#### Task directions
Write out each line word for word. Drop pictures.

#### Information given
★ ★ ★

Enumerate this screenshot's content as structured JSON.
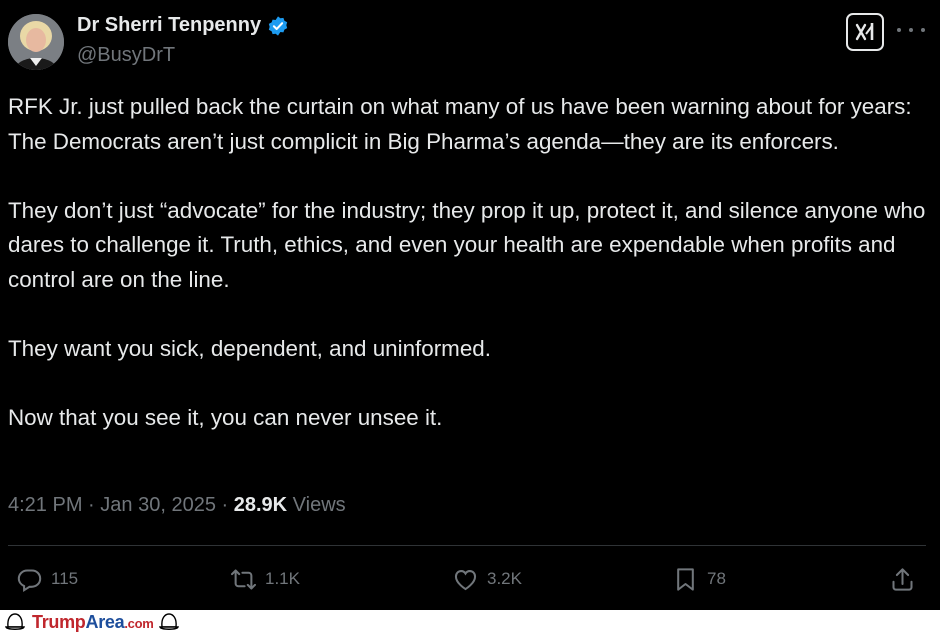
{
  "author": {
    "display_name": "Dr Sherri Tenpenny",
    "handle": "@BusyDrT",
    "verified": true
  },
  "tweet": {
    "paragraphs": [
      "RFK Jr. just pulled back the curtain on what many of us have been warning about for years: The Democrats aren’t just complicit in Big Pharma’s agenda—they are its enforcers.",
      "They don’t just “advocate” for the industry; they prop it up, protect it, and silence anyone who dares to challenge it. Truth, ethics, and even your health are expendable when profits and control are on the line.",
      "They want you sick, dependent, and uninformed.",
      "Now that you see it, you can never unsee it."
    ],
    "time": "4:21 PM",
    "date": "Jan 30, 2025",
    "separator": "·",
    "views_count": "28.9K",
    "views_label": "Views"
  },
  "actions": {
    "replies": "115",
    "reposts": "1.1K",
    "likes": "3.2K",
    "bookmarks": "78"
  },
  "icons": {
    "verified": "verified-badge-icon",
    "grok": "grok-icon",
    "more": "more-icon",
    "reply": "reply-icon",
    "repost": "repost-icon",
    "like": "heart-icon",
    "bookmark": "bookmark-icon",
    "share": "share-icon"
  },
  "colors": {
    "background": "#000000",
    "text": "#e7e9ea",
    "muted": "#71767b",
    "verified": "#1d9bf0",
    "brand_red": "#c0272d",
    "brand_blue": "#1d4e9c"
  },
  "watermark": {
    "part1": "Trump",
    "part2": "Area",
    "part3": ".com"
  }
}
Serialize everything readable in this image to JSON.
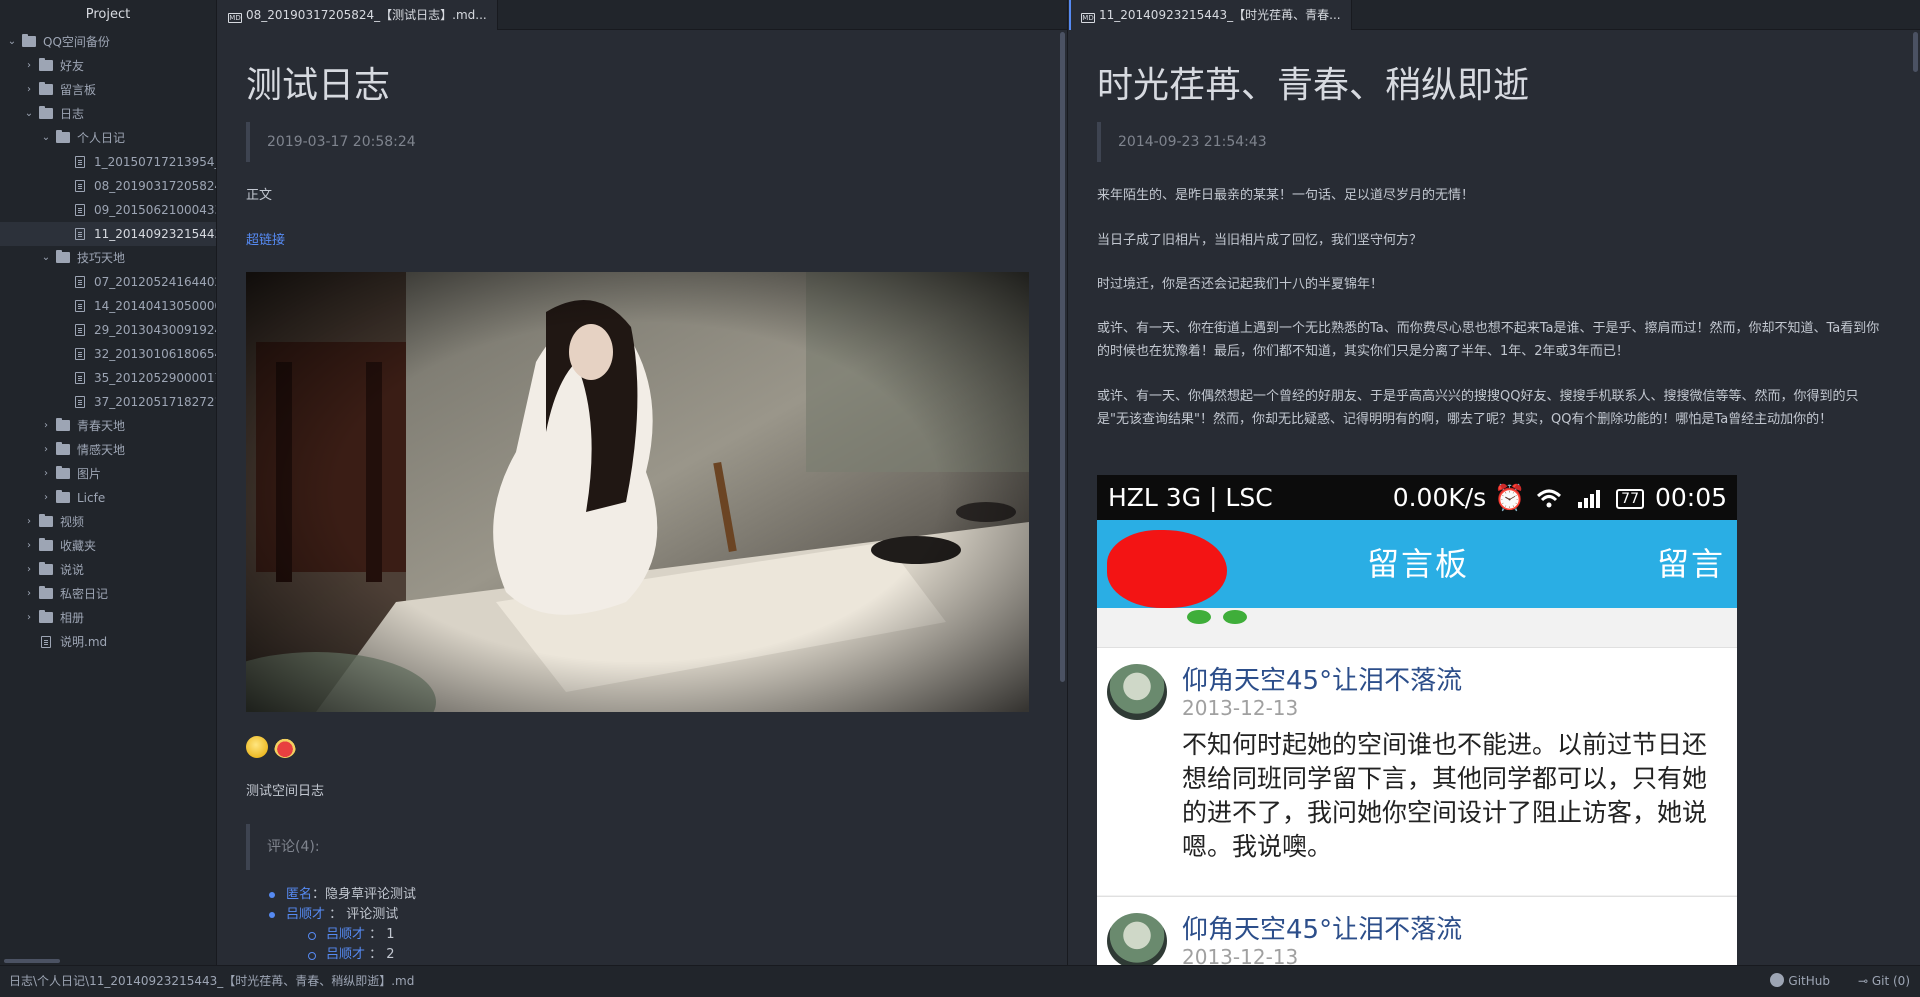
{
  "tree": {
    "title": "Project",
    "items": [
      {
        "label": "QQ空间备份",
        "type": "folder",
        "depth": 0,
        "expanded": true
      },
      {
        "label": "好友",
        "type": "folder",
        "depth": 1,
        "expanded": false
      },
      {
        "label": "留言板",
        "type": "folder",
        "depth": 1,
        "expanded": false
      },
      {
        "label": "日志",
        "type": "folder",
        "depth": 1,
        "expanded": true
      },
      {
        "label": "个人日记",
        "type": "folder",
        "depth": 2,
        "expanded": true
      },
      {
        "label": "1_20150717213954_",
        "type": "file",
        "depth": 3
      },
      {
        "label": "08_20190317205824_",
        "type": "file",
        "depth": 3
      },
      {
        "label": "09_20150621000433_",
        "type": "file",
        "depth": 3
      },
      {
        "label": "11_20140923215443_",
        "type": "file",
        "depth": 3,
        "selected": true
      },
      {
        "label": "技巧天地",
        "type": "folder",
        "depth": 2,
        "expanded": true
      },
      {
        "label": "07_20120524164402_",
        "type": "file",
        "depth": 3
      },
      {
        "label": "14_20140413050000_",
        "type": "file",
        "depth": 3
      },
      {
        "label": "29_20130430091924_",
        "type": "file",
        "depth": 3
      },
      {
        "label": "32_20130106180654_",
        "type": "file",
        "depth": 3
      },
      {
        "label": "35_20120529000017_",
        "type": "file",
        "depth": 3
      },
      {
        "label": "37_20120517182721_",
        "type": "file",
        "depth": 3
      },
      {
        "label": "青春天地",
        "type": "folder",
        "depth": 2,
        "expanded": false
      },
      {
        "label": "情感天地",
        "type": "folder",
        "depth": 2,
        "expanded": false
      },
      {
        "label": "图片",
        "type": "folder",
        "depth": 2,
        "expanded": false
      },
      {
        "label": "Licfe",
        "type": "folder",
        "depth": 2,
        "expanded": false
      },
      {
        "label": "视频",
        "type": "folder",
        "depth": 1,
        "expanded": false
      },
      {
        "label": "收藏夹",
        "type": "folder",
        "depth": 1,
        "expanded": false
      },
      {
        "label": "说说",
        "type": "folder",
        "depth": 1,
        "expanded": false
      },
      {
        "label": "私密日记",
        "type": "folder",
        "depth": 1,
        "expanded": false
      },
      {
        "label": "相册",
        "type": "folder",
        "depth": 1,
        "expanded": false
      },
      {
        "label": "说明.md",
        "type": "file",
        "depth": 1
      }
    ]
  },
  "left": {
    "tab": "08_20190317205824_【测试日志】.md...",
    "tab_icon": "MD",
    "title": "测试日志",
    "date": "2019-03-17 20:58:24",
    "body": "正文",
    "link": "超链接",
    "caption": "测试空间日志",
    "comments_header": "评论(4):",
    "comments": [
      {
        "author": "匿名",
        "sep": "：",
        "text": "隐身草评论测试",
        "level": 0
      },
      {
        "author": "吕顺才",
        "sep": " ： ",
        "text": "评论测试",
        "level": 0
      },
      {
        "author": "吕顺才",
        "sep": " ： ",
        "text": "1",
        "level": 1
      },
      {
        "author": "吕顺才",
        "sep": " ： ",
        "text": "2",
        "level": 1
      }
    ]
  },
  "right": {
    "tab": "11_20140923215443_【时光荏苒、青春...",
    "tab_icon": "MD",
    "title": "时光荏苒、青春、稍纵即逝",
    "date": "2014-09-23 21:54:43",
    "paragraphs": [
      "来年陌生的、是昨日最亲的某某！一句话、足以道尽岁月的无情！",
      "当日子成了旧相片，当旧相片成了回忆，我们坚守何方？",
      "时过境迁，你是否还会记起我们十八的半夏锦年！",
      "或许、有一天、你在街道上遇到一个无比熟悉的Ta、而你费尽心思也想不起来Ta是谁、于是乎、擦肩而过！然而，你却不知道、Ta看到你的时候也在犹豫着！最后，你们都不知道，其实你们只是分离了半年、1年、2年或3年而已！",
      "或许、有一天、你偶然想起一个曾经的好朋友、于是乎高高兴兴的搜搜QQ好友、搜搜手机联系人、搜搜微信等等、然而，你得到的只是\"无该查询结果\"！然而，你却无比疑惑、记得明明有的啊，哪去了呢？其实，QQ有个删除功能的！哪怕是Ta曾经主动加你的！"
    ],
    "phone": {
      "carrier": "HZL 3G | LSC",
      "speed": "0.00K/s",
      "battery": "77",
      "time": "00:05",
      "header_title": "留言板",
      "header_button": "留言",
      "posts": [
        {
          "name": "仰角天空45°让泪不落流",
          "date": "2013-12-13",
          "message": "不知何时起她的空间谁也不能进。以前过节日还想给同班同学留下言，其他同学都可以，只有她的进不了，我问她你空间设计了阻止访客，她说嗯。我说噢。"
        },
        {
          "name": "仰角天空45°让泪不落流",
          "date": "2013-12-13",
          "message": ""
        }
      ]
    }
  },
  "status": {
    "path": "日志\\个人日记\\11_20140923215443_【时光荏苒、青春、稍纵即逝】.md",
    "github": "GitHub",
    "git": "Git (0)"
  },
  "colors": {
    "background": "#282c34",
    "panel": "#21252b",
    "link": "#568af2",
    "phone_header": "#2aaee4"
  }
}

★ ★ ★

#### Complete answer
Enumerate this screenshot's content as structured JSON.
{
  "author": {
    "display_name": "Dr Sherri Tenpenny",
    "handle": "@BusyDrT",
    "verified": true
  },
  "tweet": {
    "paragraphs": [
      "RFK Jr. just pulled back the curtain on what many of us have been warning about for years: The Democrats aren’t just complicit in Big Pharma’s agenda—they are its enforcers.",
      "They don’t just “advocate” for the industry; they prop it up, protect it, and silence anyone who dares to challenge it. Truth, ethics, and even your health are expendable when profits and control are on the line.",
      "They want you sick, dependent, and uninformed.",
      "Now that you see it, you can never unsee it."
    ],
    "time": "4:21 PM",
    "date": "Jan 30, 2025",
    "separator": "·",
    "views_count": "28.9K",
    "views_label": "Views"
  },
  "actions": {
    "replies": "115",
    "reposts": "1.1K",
    "likes": "3.2K",
    "bookmarks": "78"
  },
  "icons": {
    "verified": "verified-badge-icon",
    "grok": "grok-icon",
    "more": "more-icon",
    "reply": "reply-icon",
    "repost": "repost-icon",
    "like": "heart-icon",
    "bookmark": "bookmark-icon",
    "share": "share-icon"
  },
  "colors": {
    "background": "#000000",
    "text": "#e7e9ea",
    "muted": "#71767b",
    "verified": "#1d9bf0",
    "brand_red": "#c0272d",
    "brand_blue": "#1d4e9c"
  },
  "watermark": {
    "part1": "Trump",
    "part2": "Area",
    "part3": ".com"
  }
}
Serialize everything readable in this image to JSON.
{
  "tree": {
    "title": "Project",
    "items": [
      {
        "label": "QQ空间备份",
        "type": "folder",
        "depth": 0,
        "expanded": true
      },
      {
        "label": "好友",
        "type": "folder",
        "depth": 1,
        "expanded": false
      },
      {
        "label": "留言板",
        "type": "folder",
        "depth": 1,
        "expanded": false
      },
      {
        "label": "日志",
        "type": "folder",
        "depth": 1,
        "expanded": true
      },
      {
        "label": "个人日记",
        "type": "folder",
        "depth": 2,
        "expanded": true
      },
      {
        "label": "1_20150717213954_",
        "type": "file",
        "depth": 3
      },
      {
        "label": "08_20190317205824_",
        "type": "file",
        "depth": 3
      },
      {
        "label": "09_20150621000433_",
        "type": "file",
        "depth": 3
      },
      {
        "label": "11_20140923215443_",
        "type": "file",
        "depth": 3,
        "selected": true
      },
      {
        "label": "技巧天地",
        "type": "folder",
        "depth": 2,
        "expanded": true
      },
      {
        "label": "07_20120524164402_",
        "type": "file",
        "depth": 3
      },
      {
        "label": "14_20140413050000_",
        "type": "file",
        "depth": 3
      },
      {
        "label": "29_20130430091924_",
        "type": "file",
        "depth": 3
      },
      {
        "label": "32_20130106180654_",
        "type": "file",
        "depth": 3
      },
      {
        "label": "35_20120529000017_",
        "type": "file",
        "depth": 3
      },
      {
        "label": "37_20120517182721_",
        "type": "file",
        "depth": 3
      },
      {
        "label": "青春天地",
        "type": "folder",
        "depth": 2,
        "expanded": false
      },
      {
        "label": "情感天地",
        "type": "folder",
        "depth": 2,
        "expanded": false
      },
      {
        "label": "图片",
        "type": "folder",
        "depth": 2,
        "expanded": false
      },
      {
        "label": "Licfe",
        "type": "folder",
        "depth": 2,
        "expanded": false
      },
      {
        "label": "视频",
        "type": "folder",
        "depth": 1,
        "expanded": false
      },
      {
        "label": "收藏夹",
        "type": "folder",
        "depth": 1,
        "expanded": false
      },
      {
        "label": "说说",
        "type": "folder",
        "depth": 1,
        "expanded": false
      },
      {
        "label": "私密日记",
        "type": "folder",
        "depth": 1,
        "expanded": false
      },
      {
        "label": "相册",
        "type": "folder",
        "depth": 1,
        "expanded": false
      },
      {
        "label": "说明.md",
        "type": "file",
        "depth": 1
      }
    ]
  },
  "left": {
    "tab": "08_20190317205824_【测试日志】.md...",
    "tab_icon": "MD",
    "title": "测试日志",
    "date": "2019-03-17 20:58:24",
    "body": "正文",
    "link": "超链接",
    "caption": "测试空间日志",
    "comments_header": "评论(4):",
    "comments": [
      {
        "author": "匿名",
        "sep": "：",
        "text": "隐身草评论测试",
        "level": 0
      },
      {
        "author": "吕顺才",
        "sep": " ： ",
        "text": "评论测试",
        "level": 0
      },
      {
        "author": "吕顺才",
        "sep": " ： ",
        "text": "1",
        "level": 1
      },
      {
        "author": "吕顺才",
        "sep": " ： ",
        "text": "2",
        "level": 1
      }
    ]
  },
  "right": {
    "tab": "11_20140923215443_【时光荏苒、青春...",
    "tab_icon": "MD",
    "title": "时光荏苒、青春、稍纵即逝",
    "date": "2014-09-23 21:54:43",
    "paragraphs": [
      "来年陌生的、是昨日最亲的某某！一句话、足以道尽岁月的无情！",
      "当日子成了旧相片，当旧相片成了回忆，我们坚守何方？",
      "时过境迁，你是否还会记起我们十八的半夏锦年！",
      "或许、有一天、你在街道上遇到一个无比熟悉的Ta、而你费尽心思也想不起来Ta是谁、于是乎、擦肩而过！然而，你却不知道、Ta看到你的时候也在犹豫着！最后，你们都不知道，其实你们只是分离了半年、1年、2年或3年而已！",
      "或许、有一天、你偶然想起一个曾经的好朋友、于是乎高高兴兴的搜搜QQ好友、搜搜手机联系人、搜搜微信等等、然而，你得到的只是\"无该查询结果\"！然而，你却无比疑惑、记得明明有的啊，哪去了呢？其实，QQ有个删除功能的！哪怕是Ta曾经主动加你的！"
    ],
    "phone": {
      "carrier": "HZL 3G | LSC",
      "speed": "0.00K/s",
      "battery": "77",
      "time": "00:05",
      "header_title": "留言板",
      "header_button": "留言",
      "posts": [
        {
          "name": "仰角天空45°让泪不落流",
          "date": "2013-12-13",
          "message": "不知何时起她的空间谁也不能进。以前过节日还想给同班同学留下言，其他同学都可以，只有她的进不了，我问她你空间设计了阻止访客，她说嗯。我说噢。"
        },
        {
          "name": "仰角天空45°让泪不落流",
          "date": "2013-12-13",
          "message": ""
        }
      ]
    }
  },
  "status": {
    "path": "日志\\个人日记\\11_20140923215443_【时光荏苒、青春、稍纵即逝】.md",
    "github": "GitHub",
    "git": "Git (0)"
  },
  "colors": {
    "background": "#282c34",
    "panel": "#21252b",
    "link": "#568af2",
    "phone_header": "#2aaee4"
  }
}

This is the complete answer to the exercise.